*Document page transcription items*:
=== Begin Enclosure ===
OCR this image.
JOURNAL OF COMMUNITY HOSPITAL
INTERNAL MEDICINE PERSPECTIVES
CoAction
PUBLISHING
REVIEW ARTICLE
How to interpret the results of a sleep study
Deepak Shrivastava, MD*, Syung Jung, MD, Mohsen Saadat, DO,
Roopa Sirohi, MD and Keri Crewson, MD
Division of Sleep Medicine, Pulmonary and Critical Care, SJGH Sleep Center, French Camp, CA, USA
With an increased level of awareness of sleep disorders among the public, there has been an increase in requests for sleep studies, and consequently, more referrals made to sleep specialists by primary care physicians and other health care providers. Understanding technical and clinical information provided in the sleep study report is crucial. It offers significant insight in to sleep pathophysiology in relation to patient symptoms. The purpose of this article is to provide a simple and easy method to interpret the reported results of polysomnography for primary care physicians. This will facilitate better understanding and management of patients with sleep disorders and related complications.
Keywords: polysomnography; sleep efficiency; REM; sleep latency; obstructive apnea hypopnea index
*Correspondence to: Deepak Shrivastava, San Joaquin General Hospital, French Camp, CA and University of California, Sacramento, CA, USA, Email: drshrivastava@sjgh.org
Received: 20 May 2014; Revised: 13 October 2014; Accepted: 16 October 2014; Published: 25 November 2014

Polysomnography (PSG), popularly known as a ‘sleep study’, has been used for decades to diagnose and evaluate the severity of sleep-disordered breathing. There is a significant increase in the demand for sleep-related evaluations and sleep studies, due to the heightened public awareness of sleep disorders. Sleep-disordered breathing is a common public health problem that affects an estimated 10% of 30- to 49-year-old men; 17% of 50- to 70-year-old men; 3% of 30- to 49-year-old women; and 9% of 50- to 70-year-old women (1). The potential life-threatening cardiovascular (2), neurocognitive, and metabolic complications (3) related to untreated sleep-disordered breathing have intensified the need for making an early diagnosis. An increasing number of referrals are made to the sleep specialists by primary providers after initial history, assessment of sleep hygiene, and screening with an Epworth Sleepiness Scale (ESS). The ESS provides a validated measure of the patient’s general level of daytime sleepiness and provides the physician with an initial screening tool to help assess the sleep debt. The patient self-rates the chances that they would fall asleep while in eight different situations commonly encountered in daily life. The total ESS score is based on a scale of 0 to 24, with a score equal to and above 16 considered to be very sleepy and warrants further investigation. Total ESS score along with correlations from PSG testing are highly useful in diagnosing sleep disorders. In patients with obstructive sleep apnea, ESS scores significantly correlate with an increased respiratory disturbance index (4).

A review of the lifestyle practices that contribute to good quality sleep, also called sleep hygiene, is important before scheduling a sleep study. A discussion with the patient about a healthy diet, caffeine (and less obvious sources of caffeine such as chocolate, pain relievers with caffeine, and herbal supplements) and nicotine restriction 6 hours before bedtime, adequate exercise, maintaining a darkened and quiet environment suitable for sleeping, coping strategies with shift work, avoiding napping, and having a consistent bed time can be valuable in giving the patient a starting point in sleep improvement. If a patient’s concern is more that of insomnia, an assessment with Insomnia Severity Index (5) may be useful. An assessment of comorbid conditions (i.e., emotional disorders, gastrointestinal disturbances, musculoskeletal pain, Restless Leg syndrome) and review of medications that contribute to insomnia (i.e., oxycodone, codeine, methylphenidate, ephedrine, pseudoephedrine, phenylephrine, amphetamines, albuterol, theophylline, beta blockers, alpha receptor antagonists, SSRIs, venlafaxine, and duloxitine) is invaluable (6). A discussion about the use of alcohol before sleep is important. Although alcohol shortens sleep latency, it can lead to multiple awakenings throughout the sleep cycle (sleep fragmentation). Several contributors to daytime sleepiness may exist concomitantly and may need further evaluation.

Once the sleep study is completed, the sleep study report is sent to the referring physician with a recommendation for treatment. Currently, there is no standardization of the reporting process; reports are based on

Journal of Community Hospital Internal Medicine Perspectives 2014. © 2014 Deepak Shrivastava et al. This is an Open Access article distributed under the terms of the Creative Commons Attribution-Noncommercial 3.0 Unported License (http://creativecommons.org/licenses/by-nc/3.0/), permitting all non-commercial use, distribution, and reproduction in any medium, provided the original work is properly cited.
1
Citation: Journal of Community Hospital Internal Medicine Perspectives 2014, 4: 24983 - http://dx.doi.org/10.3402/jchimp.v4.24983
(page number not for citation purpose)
=== End Enclosure ===
*How to complete this task*: The whole of the data above must be given again, unaltered and complete.

*Written answer*:
OCR this image.
JOURNAL OF COMMUNITY HOSPITAL
INTERNAL MEDICINE PERSPECTIVES
CoAction
PUBLISHING
REVIEW ARTICLE
How to interpret the results of a sleep study
Deepak Shrivastava, MD*, Syung Jung, MD, Mohsen Saadat, DO,
Roopa Sirohi, MD and Keri Crewson, MD
Division of Sleep Medicine, Pulmonary and Critical Care, SJGH Sleep Center, French Camp, CA, USA
With an increased level of awareness of sleep disorders among the public, there has been an increase in requests for sleep studies, and consequently, more referrals made to sleep specialists by primary care physicians and other health care providers. Understanding technical and clinical information provided in the sleep study report is crucial. It offers significant insight in to sleep pathophysiology in relation to patient symptoms. The purpose of this article is to provide a simple and easy method to interpret the reported results of polysomnography for primary care physicians. This will facilitate better understanding and management of patients with sleep disorders and related complications.
Keywords: polysomnography; sleep efficiency; REM; sleep latency; obstructive apnea hypopnea index
*Correspondence to: Deepak Shrivastava, San Joaquin General Hospital, French Camp, CA and University of California, Sacramento, CA, USA, Email: drshrivastava@sjgh.org
Received: 20 May 2014; Revised: 13 October 2014; Accepted: 16 October 2014; Published: 25 November 2014

Polysomnography (PSG), popularly known as a ‘sleep study’, has been used for decades to diagnose and evaluate the severity of sleep-disordered breathing. There is a significant increase in the demand for sleep-related evaluations and sleep studies, due to the heightened public awareness of sleep disorders. Sleep-disordered breathing is a common public health problem that affects an estimated 10% of 30- to 49-year-old men; 17% of 50- to 70-year-old men; 3% of 30- to 49-year-old women; and 9% of 50- to 70-year-old women (1). The potential life-threatening cardiovascular (2), neurocognitive, and metabolic complications (3) related to untreated sleep-disordered breathing have intensified the need for making an early diagnosis. An increasing number of referrals are made to the sleep specialists by primary providers after initial history, assessment of sleep hygiene, and screening with an Epworth Sleepiness Scale (ESS). The ESS provides a validated measure of the patient’s general level of daytime sleepiness and provides the physician with an initial screening tool to help assess the sleep debt. The patient self-rates the chances that they would fall asleep while in eight different situations commonly encountered in daily life. The total ESS score is based on a scale of 0 to 24, with a score equal to and above 16 considered to be very sleepy and warrants further investigation. Total ESS score along with correlations from PSG testing are highly useful in diagnosing sleep disorders. In patients with obstructive sleep apnea, ESS scores significantly correlate with an increased respiratory disturbance index (4).

A review of the lifestyle practices that contribute to good quality sleep, also called sleep hygiene, is important before scheduling a sleep study. A discussion with the patient about a healthy diet, caffeine (and less obvious sources of caffeine such as chocolate, pain relievers with caffeine, and herbal supplements) and nicotine restriction 6 hours before bedtime, adequate exercise, maintaining a darkened and quiet environment suitable for sleeping, coping strategies with shift work, avoiding napping, and having a consistent bed time can be valuable in giving the patient a starting point in sleep improvement. If a patient’s concern is more that of insomnia, an assessment with Insomnia Severity Index (5) may be useful. An assessment of comorbid conditions (i.e., emotional disorders, gastrointestinal disturbances, musculoskeletal pain, Restless Leg syndrome) and review of medications that contribute to insomnia (i.e., oxycodone, codeine, methylphenidate, ephedrine, pseudoephedrine, phenylephrine, amphetamines, albuterol, theophylline, beta blockers, alpha receptor antagonists, SSRIs, venlafaxine, and duloxitine) is invaluable (6). A discussion about the use of alcohol before sleep is important. Although alcohol shortens sleep latency, it can lead to multiple awakenings throughout the sleep cycle (sleep fragmentation). Several contributors to daytime sleepiness may exist concomitantly and may need further evaluation.

Once the sleep study is completed, the sleep study report is sent to the referring physician with a recommendation for treatment. Currently, there is no standardization of the reporting process; reports are based on

Journal of Community Hospital Internal Medicine Perspectives 2014. © 2014 Deepak Shrivastava et al. This is an Open Access article distributed under the terms of the Creative Commons Attribution-Noncommercial 3.0 Unported License (http://creativecommons.org/licenses/by-nc/3.0/), permitting all non-commercial use, distribution, and reproduction in any medium, provided the original work is properly cited.
1
Citation: Journal of Community Hospital Internal Medicine Perspectives 2014, 4: 24983 - http://dx.doi.org/10.3402/jchimp.v4.24983
(page number not for citation purpose)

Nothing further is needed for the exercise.